Material for this task:
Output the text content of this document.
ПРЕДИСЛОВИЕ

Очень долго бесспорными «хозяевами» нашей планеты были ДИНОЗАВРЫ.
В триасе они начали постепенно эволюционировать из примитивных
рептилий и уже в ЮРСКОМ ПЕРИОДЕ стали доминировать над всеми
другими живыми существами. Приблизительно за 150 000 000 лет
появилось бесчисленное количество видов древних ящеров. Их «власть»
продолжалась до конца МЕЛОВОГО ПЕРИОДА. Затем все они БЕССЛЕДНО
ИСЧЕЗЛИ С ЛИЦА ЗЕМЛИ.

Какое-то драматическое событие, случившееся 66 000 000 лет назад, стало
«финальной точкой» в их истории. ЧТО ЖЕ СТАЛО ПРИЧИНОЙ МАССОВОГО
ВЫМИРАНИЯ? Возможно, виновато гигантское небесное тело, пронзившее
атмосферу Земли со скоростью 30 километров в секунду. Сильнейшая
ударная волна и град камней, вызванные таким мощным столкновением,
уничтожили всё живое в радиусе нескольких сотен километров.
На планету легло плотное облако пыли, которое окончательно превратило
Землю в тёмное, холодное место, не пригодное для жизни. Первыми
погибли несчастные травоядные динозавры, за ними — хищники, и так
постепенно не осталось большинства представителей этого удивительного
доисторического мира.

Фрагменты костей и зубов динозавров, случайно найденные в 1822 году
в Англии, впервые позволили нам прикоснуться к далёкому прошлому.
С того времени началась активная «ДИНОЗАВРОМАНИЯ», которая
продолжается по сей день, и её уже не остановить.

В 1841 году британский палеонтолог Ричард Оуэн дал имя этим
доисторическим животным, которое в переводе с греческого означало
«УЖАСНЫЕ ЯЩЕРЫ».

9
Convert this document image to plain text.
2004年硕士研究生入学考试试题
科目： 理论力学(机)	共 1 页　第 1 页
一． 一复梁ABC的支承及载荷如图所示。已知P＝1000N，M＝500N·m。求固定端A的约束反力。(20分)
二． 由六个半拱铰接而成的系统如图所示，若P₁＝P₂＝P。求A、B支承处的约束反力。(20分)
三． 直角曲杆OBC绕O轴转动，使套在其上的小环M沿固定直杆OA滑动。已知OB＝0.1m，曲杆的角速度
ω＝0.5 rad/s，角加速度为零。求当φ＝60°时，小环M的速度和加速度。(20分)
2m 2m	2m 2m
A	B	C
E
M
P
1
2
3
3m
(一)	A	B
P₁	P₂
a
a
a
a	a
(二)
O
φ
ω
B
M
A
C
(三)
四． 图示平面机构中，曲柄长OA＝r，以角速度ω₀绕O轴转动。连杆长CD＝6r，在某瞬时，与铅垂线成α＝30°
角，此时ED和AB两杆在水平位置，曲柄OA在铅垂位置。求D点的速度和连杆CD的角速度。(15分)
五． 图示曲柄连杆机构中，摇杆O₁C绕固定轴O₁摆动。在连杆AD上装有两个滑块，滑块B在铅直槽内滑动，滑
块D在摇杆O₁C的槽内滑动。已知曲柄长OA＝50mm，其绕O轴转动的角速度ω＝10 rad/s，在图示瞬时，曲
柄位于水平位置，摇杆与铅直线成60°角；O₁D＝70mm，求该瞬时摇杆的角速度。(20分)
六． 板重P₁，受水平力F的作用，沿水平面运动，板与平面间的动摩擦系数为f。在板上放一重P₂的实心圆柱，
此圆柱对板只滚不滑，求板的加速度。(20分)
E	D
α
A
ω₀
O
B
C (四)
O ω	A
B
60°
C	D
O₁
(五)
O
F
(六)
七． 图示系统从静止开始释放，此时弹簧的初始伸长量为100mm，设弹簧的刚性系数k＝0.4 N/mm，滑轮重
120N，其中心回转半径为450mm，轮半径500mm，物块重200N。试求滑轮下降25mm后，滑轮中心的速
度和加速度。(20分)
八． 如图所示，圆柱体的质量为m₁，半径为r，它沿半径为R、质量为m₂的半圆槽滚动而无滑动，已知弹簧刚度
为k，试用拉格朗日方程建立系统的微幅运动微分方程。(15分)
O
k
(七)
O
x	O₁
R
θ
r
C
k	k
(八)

Task objective:
Go through the listing above and work out how many lines contain the string "километров". Reply with the number alone.

Complete output:
2